**Exercise aim:**
Transcribe the entries that follow exactly as they appear, minus pictures.

**Records for this task:**
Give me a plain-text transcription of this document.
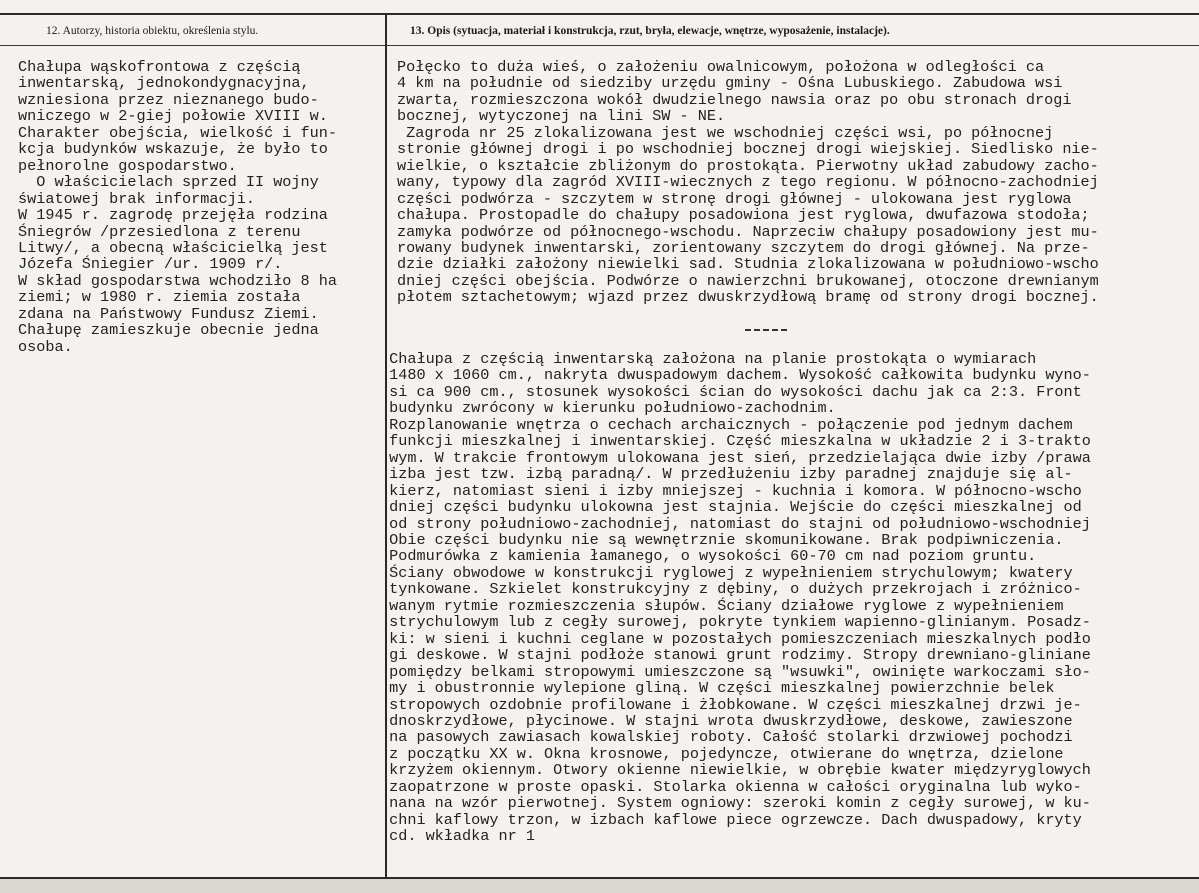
12. Autorzy, historia obiektu, określenia stylu.	13. Opis (sytuacja, materiał i konstrukcja, rzut, bryła, elewacje, wnętrze, wyposażenie, instalacje).
Chałupa wąskofrontowa z częścią
inwentarską, jednokondygnacyjna,
wzniesiona przez nieznanego budo-
wniczego w 2-giej połowie XVIII w.
Charakter obejścia, wielkość i fun-
kcja budynków wskazuje, że było to
pełnorolne gospodarstwo.
O właścicielach sprzed II wojny
światowej brak informacji.
W 1945 r. zagrodę przejęła rodzina
Śniegrów /przesiedlona z terenu
Litwy/, a obecną właścicielką jest
Józefa Śniegier /ur. 1909 r/.
W skład gospodarstwa wchodziło 8 ha
ziemi; w 1980 r. ziemia została
zdana na Państwowy Fundusz Ziemi.
Chałupę zamieszkuje obecnie jedna
osoba.
Połęcko to duża wieś, o założeniu owalnicowym, położona w odległości ca
4 km na południe od siedziby urzędu gminy - Ośna Lubuskiego. Zabudowa wsi
zwarta, rozmieszczona wokół dwudzielnego nawsia oraz po obu stronach drogi
bocznej, wytyczonej na lini SW - NE.
Zagroda nr 25 zlokalizowana jest we wschodniej części wsi, po północnej
stronie głównej drogi i po wschodniej bocznej drogi wiejskiej. Siedlisko nie-
wielkie, o kształcie zbliżonym do prostokąta. Pierwotny układ zabudowy zacho-
wany, typowy dla zagród XVIII-wiecznych z tego regionu. W północno-zachodniej
części podwórza - szczytem w stronę drogi głównej - ulokowana jest ryglowa
chałupa. Prostopadle do chałupy posadowiona jest ryglowa, dwufazowa stodoła;
zamyka podwórze od północnego-wschodu. Naprzeciw chałupy posadowiony jest mu-
rowany budynek inwentarski, zorientowany szczytem do drogi głównej. Na prze-
dzie działki założony niewielki sad. Studnia zlokalizowana w południowo-wscho
dniej części obejścia. Podwórze o nawierzchni brukowanej, otoczone drewnianym
płotem sztachetowym; wjazd przez dwuskrzydłową bramę od strony drogi bocznej.
Chałupa z częścią inwentarską założona na planie prostokąta o wymiarach
1480 x 1060 cm., nakryta dwuspadowym dachem. Wysokość całkowita budynku wyno-
si ca 900 cm., stosunek wysokości ścian do wysokości dachu jak ca 2:3. Front
budynku zwrócony w kierunku południowo-zachodnim.
Rozplanowanie wnętrza o cechach archaicznych - połączenie pod jednym dachem
funkcji mieszkalnej i inwentarskiej. Część mieszkalna w układzie 2 i 3-trakto
wym. W trakcie frontowym ulokowana jest sień, przedzielająca dwie izby /prawa
izba jest tzw. izbą paradną/. W przedłużeniu izby paradnej znajduje się al-
kierz, natomiast sieni i izby mniejszej - kuchnia i komora. W północno-wscho
dniej części budynku ulokowna jest stajnia. Wejście do części mieszkalnej od
od strony południowo-zachodniej, natomiast do stajni od południowo-wschodniej
Obie części budynku nie są wewnętrznie skomunikowane. Brak podpiwniczenia.
Podmurówka z kamienia łamanego, o wysokości 60-70 cm nad poziom gruntu.
Ściany obwodowe w konstrukcji ryglowej z wypełnieniem strychulowym; kwatery
tynkowane. Szkielet konstrukcyjny z dębiny, o dużych przekrojach i zróżnico-
wanym rytmie rozmieszczenia słupów. Ściany działowe ryglowe z wypełnieniem
strychulowym lub z cegły surowej, pokryte tynkiem wapienno-glinianym. Posadz-
ki: w sieni i kuchni ceglane w pozostałych pomieszczeniach mieszkalnych podło
gi deskowe. W stajni podłoże stanowi grunt rodzimy. Stropy drewniano-gliniane
pomiędzy belkami stropowymi umieszczone są "wsuwki", owinięte warkoczami sło-
my i obustronnie wylepione gliną. W części mieszkalnej powierzchnie belek
stropowych ozdobnie profilowane i żłobkowane. W części mieszkalnej drzwi je-
dnoskrzydłowe, płycinowe. W stajni wrota dwuskrzydłowe, deskowe, zawieszone
na pasowych zawiasach kowalskiej roboty. Całość stolarki drzwiowej pochodzi
z początku XX w. Okna krosnowe, pojedyncze, otwierane do wnętrza, dzielone
krzyżem okiennym. Otwory okienne niewielkie, w obrębie kwater międzyryglowych
zaopatrzone w proste opaski. Stolarka okienna w całości oryginalna lub wyko-
nana na wzór pierwotnej. System ogniowy: szeroki komin z cegły surowej, w ku-
chni kaflowy trzon, w izbach kaflowe piece ogrzewcze. Dach dwuspadowy, kryty
cd. wkładka nr 1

**Complete answer:**
Give me a plain-text transcription of this document.
12. Autorzy, historia obiektu, określenia stylu.	13. Opis (sytuacja, materiał i konstrukcja, rzut, bryła, elewacje, wnętrze, wyposażenie, instalacje).
Chałupa wąskofrontowa z częścią
inwentarską, jednokondygnacyjna,
wzniesiona przez nieznanego budo-
wniczego w 2-giej połowie XVIII w.
Charakter obejścia, wielkość i fun-
kcja budynków wskazuje, że było to
pełnorolne gospodarstwo.
O właścicielach sprzed II wojny
światowej brak informacji.
W 1945 r. zagrodę przejęła rodzina
Śniegrów /przesiedlona z terenu
Litwy/, a obecną właścicielką jest
Józefa Śniegier /ur. 1909 r/.
W skład gospodarstwa wchodziło 8 ha
ziemi; w 1980 r. ziemia została
zdana na Państwowy Fundusz Ziemi.
Chałupę zamieszkuje obecnie jedna
osoba.
Połęcko to duża wieś, o założeniu owalnicowym, położona w odległości ca
4 km na południe od siedziby urzędu gminy - Ośna Lubuskiego. Zabudowa wsi
zwarta, rozmieszczona wokół dwudzielnego nawsia oraz po obu stronach drogi
bocznej, wytyczonej na lini SW - NE.
Zagroda nr 25 zlokalizowana jest we wschodniej części wsi, po północnej
stronie głównej drogi i po wschodniej bocznej drogi wiejskiej. Siedlisko nie-
wielkie, o kształcie zbliżonym do prostokąta. Pierwotny układ zabudowy zacho-
wany, typowy dla zagród XVIII-wiecznych z tego regionu. W północno-zachodniej
części podwórza - szczytem w stronę drogi głównej - ulokowana jest ryglowa
chałupa. Prostopadle do chałupy posadowiona jest ryglowa, dwufazowa stodoła;
zamyka podwórze od północnego-wschodu. Naprzeciw chałupy posadowiony jest mu-
rowany budynek inwentarski, zorientowany szczytem do drogi głównej. Na prze-
dzie działki założony niewielki sad. Studnia zlokalizowana w południowo-wscho
dniej części obejścia. Podwórze o nawierzchni brukowanej, otoczone drewnianym
płotem sztachetowym; wjazd przez dwuskrzydłową bramę od strony drogi bocznej.
Chałupa z częścią inwentarską założona na planie prostokąta o wymiarach
1480 x 1060 cm., nakryta dwuspadowym dachem. Wysokość całkowita budynku wyno-
si ca 900 cm., stosunek wysokości ścian do wysokości dachu jak ca 2:3. Front
budynku zwrócony w kierunku południowo-zachodnim.
Rozplanowanie wnętrza o cechach archaicznych - połączenie pod jednym dachem
funkcji mieszkalnej i inwentarskiej. Część mieszkalna w układzie 2 i 3-trakto
wym. W trakcie frontowym ulokowana jest sień, przedzielająca dwie izby /prawa
izba jest tzw. izbą paradną/. W przedłużeniu izby paradnej znajduje się al-
kierz, natomiast sieni i izby mniejszej - kuchnia i komora. W północno-wscho
dniej części budynku ulokowna jest stajnia. Wejście do części mieszkalnej od
od strony południowo-zachodniej, natomiast do stajni od południowo-wschodniej
Obie części budynku nie są wewnętrznie skomunikowane. Brak podpiwniczenia.
Podmurówka z kamienia łamanego, o wysokości 60-70 cm nad poziom gruntu.
Ściany obwodowe w konstrukcji ryglowej z wypełnieniem strychulowym; kwatery
tynkowane. Szkielet konstrukcyjny z dębiny, o dużych przekrojach i zróżnico-
wanym rytmie rozmieszczenia słupów. Ściany działowe ryglowe z wypełnieniem
strychulowym lub z cegły surowej, pokryte tynkiem wapienno-glinianym. Posadz-
ki: w sieni i kuchni ceglane w pozostałych pomieszczeniach mieszkalnych podło
gi deskowe. W stajni podłoże stanowi grunt rodzimy. Stropy drewniano-gliniane
pomiędzy belkami stropowymi umieszczone są "wsuwki", owinięte warkoczami sło-
my i obustronnie wylepione gliną. W części mieszkalnej powierzchnie belek
stropowych ozdobnie profilowane i żłobkowane. W części mieszkalnej drzwi je-
dnoskrzydłowe, płycinowe. W stajni wrota dwuskrzydłowe, deskowe, zawieszone
na pasowych zawiasach kowalskiej roboty. Całość stolarki drzwiowej pochodzi
z początku XX w. Okna krosnowe, pojedyncze, otwierane do wnętrza, dzielone
krzyżem okiennym. Otwory okienne niewielkie, w obrębie kwater międzyryglowych
zaopatrzone w proste opaski. Stolarka okienna w całości oryginalna lub wyko-
nana na wzór pierwotnej. System ogniowy: szeroki komin z cegły surowej, w ku-
chni kaflowy trzon, w izbach kaflowe piece ogrzewcze. Dach dwuspadowy, kryty
cd. wkładka nr 1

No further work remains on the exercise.